» **What to produce**
Take the records below and set them down exactly, so that every line matches the original.

» **Task data**

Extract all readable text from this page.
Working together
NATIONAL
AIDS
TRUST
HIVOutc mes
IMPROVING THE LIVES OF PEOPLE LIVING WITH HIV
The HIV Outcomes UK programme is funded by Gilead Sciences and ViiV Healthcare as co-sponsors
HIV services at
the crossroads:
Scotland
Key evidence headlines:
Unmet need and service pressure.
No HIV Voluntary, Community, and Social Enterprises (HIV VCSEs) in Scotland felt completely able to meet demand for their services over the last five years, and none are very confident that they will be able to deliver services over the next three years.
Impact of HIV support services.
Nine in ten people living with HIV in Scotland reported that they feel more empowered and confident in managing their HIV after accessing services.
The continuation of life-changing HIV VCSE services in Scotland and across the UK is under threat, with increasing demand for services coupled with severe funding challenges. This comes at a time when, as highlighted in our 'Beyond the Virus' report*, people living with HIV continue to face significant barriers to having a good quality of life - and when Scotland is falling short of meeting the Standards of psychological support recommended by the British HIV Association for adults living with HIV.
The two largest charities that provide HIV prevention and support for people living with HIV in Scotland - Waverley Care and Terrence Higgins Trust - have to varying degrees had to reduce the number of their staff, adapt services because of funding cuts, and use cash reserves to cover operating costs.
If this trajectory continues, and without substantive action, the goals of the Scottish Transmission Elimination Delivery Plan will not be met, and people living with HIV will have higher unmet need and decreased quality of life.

» **Solution for this task**
Extract all readable text from this page.
Working together
NATIONAL
AIDS
TRUST
HIVOutc mes
IMPROVING THE LIVES OF PEOPLE LIVING WITH HIV
The HIV Outcomes UK programme is funded by Gilead Sciences and ViiV Healthcare as co-sponsors
HIV services at
the crossroads:
Scotland
Key evidence headlines:
Unmet need and service pressure.
No HIV Voluntary, Community, and Social Enterprises (HIV VCSEs) in Scotland felt completely able to meet demand for their services over the last five years, and none are very confident that they will be able to deliver services over the next three years.
Impact of HIV support services.
Nine in ten people living with HIV in Scotland reported that they feel more empowered and confident in managing their HIV after accessing services.
The continuation of life-changing HIV VCSE services in Scotland and across the UK is under threat, with increasing demand for services coupled with severe funding challenges. This comes at a time when, as highlighted in our 'Beyond the Virus' report*, people living with HIV continue to face significant barriers to having a good quality of life - and when Scotland is falling short of meeting the Standards of psychological support recommended by the British HIV Association for adults living with HIV.
The two largest charities that provide HIV prevention and support for people living with HIV in Scotland - Waverley Care and Terrence Higgins Trust - have to varying degrees had to reduce the number of their staff, adapt services because of funding cuts, and use cash reserves to cover operating costs.
If this trajectory continues, and without substantive action, the goals of the Scottish Transmission Elimination Delivery Plan will not be met, and people living with HIV will have higher unmet need and decreased quality of life.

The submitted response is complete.